**PROBLEM DESCRIPTION:** Return each line of the listing below, unchanged, and omit the images.
— Start DATA SHOWN —
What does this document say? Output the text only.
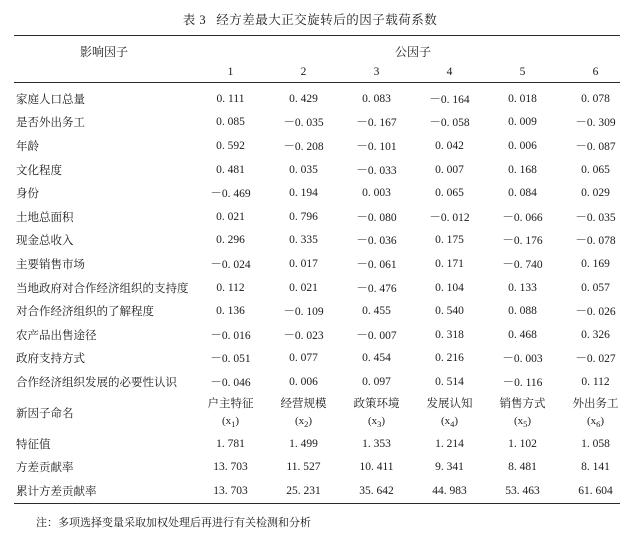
表 3 经方差最大正交旋转后的因子载荷系数

影响因子	公因子					
	1	2	3	4	5	6

家庭人口总量	0. 111	0. 429	0. 083	－0. 164	0. 018	0. 078
是否外出务工	0. 085	－0. 035	－0. 167	－0. 058	0. 009	－0. 309
年龄	0. 592	－0. 208	－0. 101	0. 042	0. 006	－0. 087
文化程度	0. 481	0. 035	－0. 033	0. 007	0. 168	0. 065
身份	－0. 469	0. 194	0. 003	0. 065	0. 084	0. 029
土地总面积	0. 021	0. 796	－0. 080	－0. 012	－0. 066	－0. 035
现金总收入	0. 296	0. 335	－0. 036	0. 175	－0. 176	－0. 078
主要销售市场	－0. 024	0. 017	－0. 061	0. 171	－0. 740	0. 169
当地政府对合作经济组织的支持度	0. 112	0. 021	－0. 476	0. 104	0. 133	0. 057
对合作经济组织的了解程度	0. 136	－0. 109	0. 455	0. 540	0. 088	－0. 026
农产品出售途径	－0. 016	－0. 023	－0. 007	0. 318	0. 468	0. 326
政府支持方式	－0. 051	0. 077	0. 454	0. 216	－0. 003	－0. 027
合作经济组织发展的必要性认识	－0. 046	0. 006	0. 097	0. 514	－0. 116	0. 112
新因子命名	户主特征	经营规模	政策环境	发展认知	销售方式	外出务工
	$(x_1)$	$(x_2)$	$(x_3)$	$(x_4)$	$(x_5)$	$(x_6)$
特征值	1. 781	1. 499	1. 353	1. 214	1. 102	1. 058
方差贡献率	13. 703	11. 527	10. 411	9. 341	8. 481	8. 141
累计方差贡献率	13. 703	25. 231	35. 642	44. 983	53. 463	61. 604

注：多项选择变量采取加权处理后再进行有关检测和分析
— End DATA SHOWN —
**REPLY TO THE TASK:**
What does this document say? Output the text only.
表 3 经方差最大正交旋转后的因子载荷系数

影响因子	公因子					
	1	2	3	4	5	6

家庭人口总量	0. 111	0. 429	0. 083	－0. 164	0. 018	0. 078
是否外出务工	0. 085	－0. 035	－0. 167	－0. 058	0. 009	－0. 309
年龄	0. 592	－0. 208	－0. 101	0. 042	0. 006	－0. 087
文化程度	0. 481	0. 035	－0. 033	0. 007	0. 168	0. 065
身份	－0. 469	0. 194	0. 003	0. 065	0. 084	0. 029
土地总面积	0. 021	0. 796	－0. 080	－0. 012	－0. 066	－0. 035
现金总收入	0. 296	0. 335	－0. 036	0. 175	－0. 176	－0. 078
主要销售市场	－0. 024	0. 017	－0. 061	0. 171	－0. 740	0. 169
当地政府对合作经济组织的支持度	0. 112	0. 021	－0. 476	0. 104	0. 133	0. 057
对合作经济组织的了解程度	0. 136	－0. 109	0. 455	0. 540	0. 088	－0. 026
农产品出售途径	－0. 016	－0. 023	－0. 007	0. 318	0. 468	0. 326
政府支持方式	－0. 051	0. 077	0. 454	0. 216	－0. 003	－0. 027
合作经济组织发展的必要性认识	－0. 046	0. 006	0. 097	0. 514	－0. 116	0. 112
新因子命名	户主特征	经营规模	政策环境	发展认知	销售方式	外出务工
	$(x_1)$	$(x_2)$	$(x_3)$	$(x_4)$	$(x_5)$	$(x_6)$
特征值	1. 781	1. 499	1. 353	1. 214	1. 102	1. 058
方差贡献率	13. 703	11. 527	10. 411	9. 341	8. 481	8. 141
累计方差贡献率	13. 703	25. 231	35. 642	44. 983	53. 463	61. 604

注：多项选择变量采取加权处理后再进行有关检测和分析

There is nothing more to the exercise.